WORK TO COMPLETE: Copy each line that holds "아니므로".

RECORDED DATA:
════

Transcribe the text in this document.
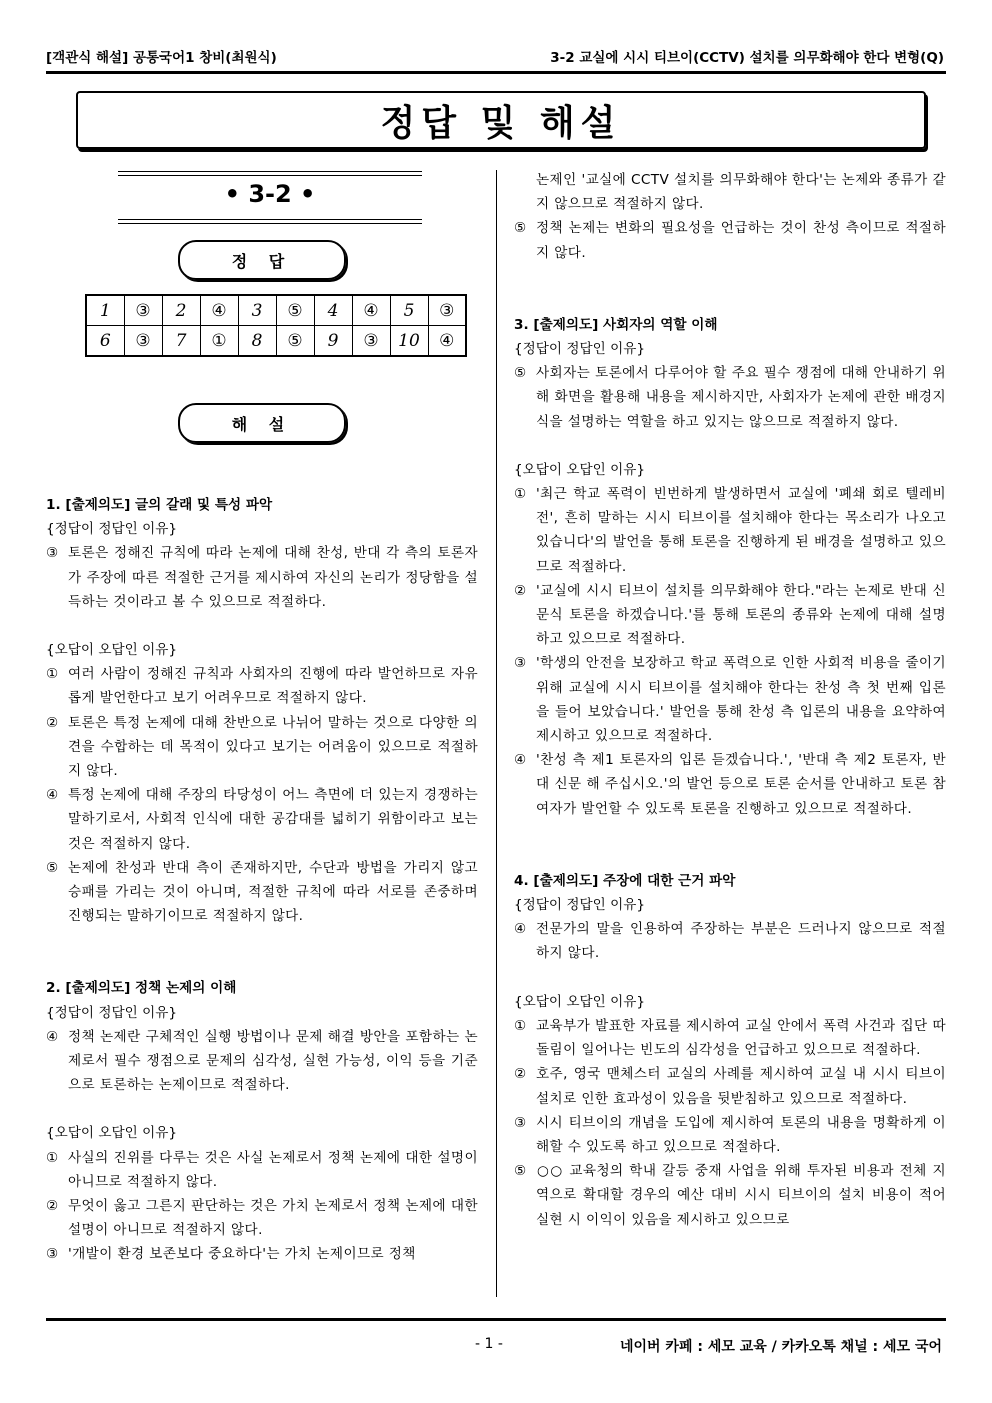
[객관식 해설] 공통국어1 창비(최원식)	3-2 교실에 시시 티브이(CCTV) 설치를 의무화해야 한다 변형(Q)
정답 및 해설
• 3-2 •
정 답
1	③	2	④	3	⑤	4	④	5	③
6	③	7	①	8	⑤	9	③	10	④
해 설
1. [출제의도] 글의 갈래 및 특성 파악
{정답이 정답인 이유}
③ 토론은 정해진 규칙에 따라 논제에 대해 찬성, 반대 각 측의 토론자가 주장에 따른 적절한 근거를 제시하여 자신의 논리가 정당함을 설득하는 것이라고 볼 수 있으므로 적절하다.
{오답이 오답인 이유}
① 여러 사람이 정해진 규칙과 사회자의 진행에 따라 발언하므로 자유롭게 발언한다고 보기 어려우므로 적절하지 않다.
② 토론은 특정 논제에 대해 찬반으로 나뉘어 말하는 것으로 다양한 의견을 수합하는 데 목적이 있다고 보기는 어려움이 있으므로 적절하지 않다.
④ 특정 논제에 대해 주장의 타당성이 어느 측면에 더 있는지 경쟁하는 말하기로서, 사회적 인식에 대한 공감대를 넓히기 위함이라고 보는 것은 적절하지 않다.
⑤ 논제에 찬성과 반대 측이 존재하지만, 수단과 방법을 가리지 않고 승패를 가리는 것이 아니며, 적절한 규칙에 따라 서로를 존중하며 진행되는 말하기이므로 적절하지 않다.
2. [출제의도] 정책 논제의 이해
{정답이 정답인 이유}
④ 정책 논제란 구체적인 실행 방법이나 문제 해결 방안을 포함하는 논제로서 필수 쟁점으로 문제의 심각성, 실현 가능성, 이익 등을 기준으로 토론하는 논제이므로 적절하다.
{오답이 오답인 이유}
① 사실의 진위를 다루는 것은 사실 논제로서 정책 논제에 대한 설명이 아니므로 적절하지 않다.
② 무엇이 옳고 그른지 판단하는 것은 가치 논제로서 정책 논제에 대한 설명이 아니므로 적절하지 않다.
③ '개발이 환경 보존보다 중요하다'는 가치 논제이므로 정책
논제인 '교실에 CCTV 설치를 의무화해야 한다'는 논제와 종류가 같지 않으므로 적절하지 않다.
⑤ 정책 논제는 변화의 필요성을 언급하는 것이 찬성 측이므로 적절하지 않다.
3. [출제의도] 사회자의 역할 이해
{정답이 정답인 이유}
⑤ 사회자는 토론에서 다루어야 할 주요 필수 쟁점에 대해 안내하기 위해 화면을 활용해 내용을 제시하지만, 사회자가 논제에 관한 배경지식을 설명하는 역할을 하고 있지는 않으므로 적절하지 않다.
{오답이 오답인 이유}
① '최근 학교 폭력이 빈번하게 발생하면서 교실에 '폐쇄 회로 텔레비전', 흔히 말하는 시시 티브이를 설치해야 한다는 목소리가 나오고 있습니다'의 발언을 통해 토론을 진행하게 된 배경을 설명하고 있으므로 적절하다.
② '교실에 시시 티브이 설치를 의무화해야 한다."라는 논제로 반대 신문식 토론을 하겠습니다.'를 통해 토론의 종류와 논제에 대해 설명하고 있으므로 적절하다.
③ '학생의 안전을 보장하고 학교 폭력으로 인한 사회적 비용을 줄이기 위해 교실에 시시 티브이를 설치해야 한다는 찬성 측 첫 번째 입론을 들어 보았습니다.' 발언을 통해 찬성 측 입론의 내용을 요약하여 제시하고 있으므로 적절하다.
④ '찬성 측 제1 토론자의 입론 듣겠습니다.', '반대 측 제2 토론자, 반대 신문 해 주십시오.'의 발언 등으로 토론 순서를 안내하고 토론 참여자가 발언할 수 있도록 토론을 진행하고 있으므로 적절하다.
4. [출제의도] 주장에 대한 근거 파악
{정답이 정답인 이유}
④ 전문가의 말을 인용하여 주장하는 부분은 드러나지 않으므로 적절하지 않다.
{오답이 오답인 이유}
① 교육부가 발표한 자료를 제시하여 교실 안에서 폭력 사건과 집단 따돌림이 일어나는 빈도의 심각성을 언급하고 있으므로 적절하다.
② 호주, 영국 맨체스터 교실의 사례를 제시하여 교실 내 시시 티브이 설치로 인한 효과성이 있음을 뒷받침하고 있으므로 적절하다.
③ 시시 티브이의 개념을 도입에 제시하여 토론의 내용을 명확하게 이해할 수 있도록 하고 있으므로 적절하다.
⑤ ○○ 교육청의 학내 갈등 중재 사업을 위해 투자된 비용과 전체 지역으로 확대할 경우의 예산 대비 시시 티브이의 설치 비용이 적어 실현 시 이익이 있음을 제시하고 있으므로
- 1 -	네이버 카페 : 세모 교육 / 카카오톡 채널 : 세모 국어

════

FINISHED TASK:
① 사실의 진위를 다루는 것은 사실 논제로서 정책 논제에 대한 설명이 아니므로 적절하지 않다.
② 무엇이 옳고 그른지 판단하는 것은 가치 논제로서 정책 논제에 대한 설명이 아니므로 적절하지 않다.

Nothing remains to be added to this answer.